*** Extracted material ***

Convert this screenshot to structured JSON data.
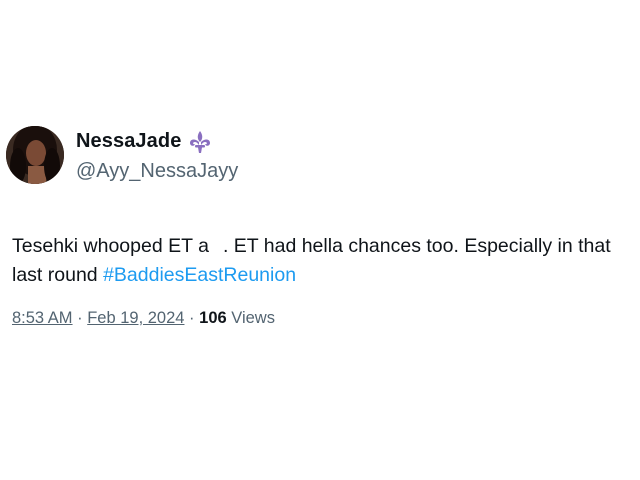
{
  "tweet": {
    "display_name": "NessaJade",
    "handle": "@Ayy_NessaJayy",
    "badge_icon": "fleur-de-lis-icon",
    "badge_color": "#8a6fc0",
    "text_line1_a": "Tesehki whooped ET a",
    "text_line1_b": ". ET had hella chances too. Especially in that",
    "text_line2": "last round ",
    "hashtag": "#BaddiesEastReunion",
    "time": "8:53 AM",
    "sep1": " · ",
    "date": "Feb 19, 2024",
    "sep2": " · ",
    "views_count": "106",
    "views_label": " Views",
    "accent_color": "#1d9bf0"
  }
}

***

## Aim of the exercise
Return the listing above word for word, with the pictures removed.

## Response below
Convert this screenshot to structured JSON data.
{
  "tweet": {
    "display_name": "NessaJade",
    "handle": "@Ayy_NessaJayy",
    "badge_icon": "fleur-de-lis-icon",
    "badge_color": "#8a6fc0",
    "text_line1_a": "Tesehki whooped ET a",
    "text_line1_b": ". ET had hella chances too. Especially in that",
    "text_line2": "last round ",
    "hashtag": "#BaddiesEastReunion",
    "time": "8:53 AM",
    "sep1": " · ",
    "date": "Feb 19, 2024",
    "sep2": " · ",
    "views_count": "106",
    "views_label": " Views",
    "accent_color": "#1d9bf0"
  }
}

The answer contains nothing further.